→ TASK OBJECTIVE:
Present every line in which the string "Omprakash" appears.

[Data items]
——
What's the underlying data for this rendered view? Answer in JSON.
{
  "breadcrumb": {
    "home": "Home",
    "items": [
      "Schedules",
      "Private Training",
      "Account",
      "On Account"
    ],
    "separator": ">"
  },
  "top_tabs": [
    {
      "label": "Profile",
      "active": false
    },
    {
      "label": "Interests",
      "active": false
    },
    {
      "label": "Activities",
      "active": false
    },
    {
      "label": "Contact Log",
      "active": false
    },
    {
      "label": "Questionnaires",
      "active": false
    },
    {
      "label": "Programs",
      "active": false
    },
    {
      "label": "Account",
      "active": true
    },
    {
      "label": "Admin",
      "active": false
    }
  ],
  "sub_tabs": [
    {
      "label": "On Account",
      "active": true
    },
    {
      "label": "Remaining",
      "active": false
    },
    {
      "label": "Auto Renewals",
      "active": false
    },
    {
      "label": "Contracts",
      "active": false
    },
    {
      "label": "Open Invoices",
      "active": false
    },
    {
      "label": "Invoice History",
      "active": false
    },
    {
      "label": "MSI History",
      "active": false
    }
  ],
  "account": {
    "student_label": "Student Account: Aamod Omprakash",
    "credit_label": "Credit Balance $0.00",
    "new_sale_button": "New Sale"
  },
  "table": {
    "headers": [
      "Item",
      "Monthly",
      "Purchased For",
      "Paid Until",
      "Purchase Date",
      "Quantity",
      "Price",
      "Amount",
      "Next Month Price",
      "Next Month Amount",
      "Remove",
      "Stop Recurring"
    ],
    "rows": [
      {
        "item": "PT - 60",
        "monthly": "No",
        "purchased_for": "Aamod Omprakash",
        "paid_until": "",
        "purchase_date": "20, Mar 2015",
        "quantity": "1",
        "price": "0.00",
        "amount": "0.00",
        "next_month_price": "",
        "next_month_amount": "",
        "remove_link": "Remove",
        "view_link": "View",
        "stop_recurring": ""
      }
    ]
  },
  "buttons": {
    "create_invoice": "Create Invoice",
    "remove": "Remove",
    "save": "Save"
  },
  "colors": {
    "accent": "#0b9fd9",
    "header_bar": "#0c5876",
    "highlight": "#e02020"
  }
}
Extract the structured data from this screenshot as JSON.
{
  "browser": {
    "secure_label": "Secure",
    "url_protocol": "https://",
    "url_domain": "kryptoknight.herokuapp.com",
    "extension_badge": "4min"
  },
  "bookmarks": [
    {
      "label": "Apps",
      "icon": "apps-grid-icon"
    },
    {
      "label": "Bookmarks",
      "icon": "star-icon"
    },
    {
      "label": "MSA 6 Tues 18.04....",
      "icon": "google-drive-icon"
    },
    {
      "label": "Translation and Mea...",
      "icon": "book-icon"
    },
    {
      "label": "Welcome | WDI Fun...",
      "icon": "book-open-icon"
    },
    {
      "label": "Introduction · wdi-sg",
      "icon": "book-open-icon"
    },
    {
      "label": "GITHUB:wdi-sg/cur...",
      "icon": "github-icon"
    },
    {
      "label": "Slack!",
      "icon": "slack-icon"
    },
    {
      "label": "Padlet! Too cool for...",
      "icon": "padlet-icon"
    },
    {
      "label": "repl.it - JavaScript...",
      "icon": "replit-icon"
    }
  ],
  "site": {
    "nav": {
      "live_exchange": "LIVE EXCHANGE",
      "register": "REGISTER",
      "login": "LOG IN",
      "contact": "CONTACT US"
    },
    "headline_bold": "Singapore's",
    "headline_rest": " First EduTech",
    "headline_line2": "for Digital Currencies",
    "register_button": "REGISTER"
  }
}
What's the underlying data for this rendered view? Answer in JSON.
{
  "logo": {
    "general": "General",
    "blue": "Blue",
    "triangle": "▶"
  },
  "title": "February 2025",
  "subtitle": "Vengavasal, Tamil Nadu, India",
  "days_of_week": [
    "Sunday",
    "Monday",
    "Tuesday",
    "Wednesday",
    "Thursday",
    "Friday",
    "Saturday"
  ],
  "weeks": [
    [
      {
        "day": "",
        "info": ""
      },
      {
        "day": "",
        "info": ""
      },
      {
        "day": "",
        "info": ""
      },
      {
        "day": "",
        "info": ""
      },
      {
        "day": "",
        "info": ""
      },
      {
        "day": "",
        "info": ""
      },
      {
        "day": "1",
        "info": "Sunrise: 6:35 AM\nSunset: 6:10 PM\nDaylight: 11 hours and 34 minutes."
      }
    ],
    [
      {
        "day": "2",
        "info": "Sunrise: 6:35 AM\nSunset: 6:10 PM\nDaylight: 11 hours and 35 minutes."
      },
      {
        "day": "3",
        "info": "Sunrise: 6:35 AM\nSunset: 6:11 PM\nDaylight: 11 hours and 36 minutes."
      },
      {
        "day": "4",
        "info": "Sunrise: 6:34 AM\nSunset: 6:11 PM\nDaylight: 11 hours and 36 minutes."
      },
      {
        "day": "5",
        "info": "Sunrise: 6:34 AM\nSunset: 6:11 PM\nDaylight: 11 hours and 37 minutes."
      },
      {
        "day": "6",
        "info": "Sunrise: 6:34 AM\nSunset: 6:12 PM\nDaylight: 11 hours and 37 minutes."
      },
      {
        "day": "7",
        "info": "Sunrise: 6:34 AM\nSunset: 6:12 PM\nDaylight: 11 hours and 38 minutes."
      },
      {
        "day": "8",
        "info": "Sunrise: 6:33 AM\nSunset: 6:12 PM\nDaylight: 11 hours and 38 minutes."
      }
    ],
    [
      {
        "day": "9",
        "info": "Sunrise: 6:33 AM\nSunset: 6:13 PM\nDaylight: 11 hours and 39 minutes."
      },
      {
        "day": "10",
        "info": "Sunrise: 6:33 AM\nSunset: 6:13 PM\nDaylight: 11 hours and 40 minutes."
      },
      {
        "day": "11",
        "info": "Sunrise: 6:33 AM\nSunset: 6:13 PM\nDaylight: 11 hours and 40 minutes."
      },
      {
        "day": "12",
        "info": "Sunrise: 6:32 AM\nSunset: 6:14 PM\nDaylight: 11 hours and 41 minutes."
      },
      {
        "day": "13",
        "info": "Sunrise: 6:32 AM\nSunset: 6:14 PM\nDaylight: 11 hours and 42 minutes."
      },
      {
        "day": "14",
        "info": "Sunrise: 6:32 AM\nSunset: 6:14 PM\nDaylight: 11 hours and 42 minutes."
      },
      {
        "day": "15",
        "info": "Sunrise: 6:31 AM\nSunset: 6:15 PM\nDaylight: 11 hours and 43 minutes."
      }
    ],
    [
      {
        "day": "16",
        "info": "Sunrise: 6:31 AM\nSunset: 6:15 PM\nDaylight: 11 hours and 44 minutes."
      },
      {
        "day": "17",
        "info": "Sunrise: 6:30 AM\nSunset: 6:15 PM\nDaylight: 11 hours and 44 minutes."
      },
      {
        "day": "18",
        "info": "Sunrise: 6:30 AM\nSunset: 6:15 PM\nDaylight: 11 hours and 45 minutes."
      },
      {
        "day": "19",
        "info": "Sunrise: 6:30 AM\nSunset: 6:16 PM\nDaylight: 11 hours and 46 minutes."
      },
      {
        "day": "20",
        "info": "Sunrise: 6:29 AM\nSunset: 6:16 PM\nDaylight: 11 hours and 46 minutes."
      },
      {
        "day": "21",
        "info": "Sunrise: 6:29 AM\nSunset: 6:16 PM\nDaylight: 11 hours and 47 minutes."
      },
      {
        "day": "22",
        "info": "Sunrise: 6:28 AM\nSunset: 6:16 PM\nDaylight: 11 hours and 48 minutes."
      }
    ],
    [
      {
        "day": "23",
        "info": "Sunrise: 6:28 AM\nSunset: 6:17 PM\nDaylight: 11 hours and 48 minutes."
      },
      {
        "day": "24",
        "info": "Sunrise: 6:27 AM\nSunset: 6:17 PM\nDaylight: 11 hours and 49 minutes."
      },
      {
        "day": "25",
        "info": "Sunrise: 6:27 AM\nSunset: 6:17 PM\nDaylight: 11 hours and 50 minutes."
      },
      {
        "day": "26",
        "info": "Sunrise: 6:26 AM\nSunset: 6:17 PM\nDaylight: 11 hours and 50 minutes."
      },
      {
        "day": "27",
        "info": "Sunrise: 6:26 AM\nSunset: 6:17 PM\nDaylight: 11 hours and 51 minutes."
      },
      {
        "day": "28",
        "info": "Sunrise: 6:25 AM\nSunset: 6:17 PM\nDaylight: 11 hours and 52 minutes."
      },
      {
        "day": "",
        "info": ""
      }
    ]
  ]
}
——
→ RESULT OF THIS TASK:
    "student_label": "Student Account: Aamod Omprakash",
        "purchased_for": "Aamod Omprakash",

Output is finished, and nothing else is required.